*RECORDS SUPPLIED*:
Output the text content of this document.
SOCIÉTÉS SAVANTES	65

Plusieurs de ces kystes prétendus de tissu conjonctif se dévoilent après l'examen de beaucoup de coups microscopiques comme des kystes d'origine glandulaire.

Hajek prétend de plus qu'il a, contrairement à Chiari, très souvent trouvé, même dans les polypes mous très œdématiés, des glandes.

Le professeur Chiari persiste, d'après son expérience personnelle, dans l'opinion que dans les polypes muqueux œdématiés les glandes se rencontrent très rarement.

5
---
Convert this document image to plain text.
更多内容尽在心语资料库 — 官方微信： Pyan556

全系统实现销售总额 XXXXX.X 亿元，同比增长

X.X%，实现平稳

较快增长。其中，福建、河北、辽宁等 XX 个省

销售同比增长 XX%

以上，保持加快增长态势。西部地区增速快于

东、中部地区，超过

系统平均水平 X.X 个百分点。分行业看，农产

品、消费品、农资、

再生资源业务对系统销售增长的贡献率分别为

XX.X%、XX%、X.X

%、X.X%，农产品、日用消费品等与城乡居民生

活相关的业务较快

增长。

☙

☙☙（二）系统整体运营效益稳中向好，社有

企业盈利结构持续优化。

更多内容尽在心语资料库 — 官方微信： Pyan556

*EXERCISE*: Only lines that contain the word "Chiari" are wanted; copy each of them.

*ANSWER FOR THE TASK*:
Hajek prétend de plus qu'il a, contrairement à Chiari, très souvent trouvé, même dans les polypes mous très œdématiés, des glandes.
Le professeur Chiari persiste, d'après son expérience personnelle, dans l'opinion que dans les polypes muqueux œdématiés les glandes se rencontrent très rarement.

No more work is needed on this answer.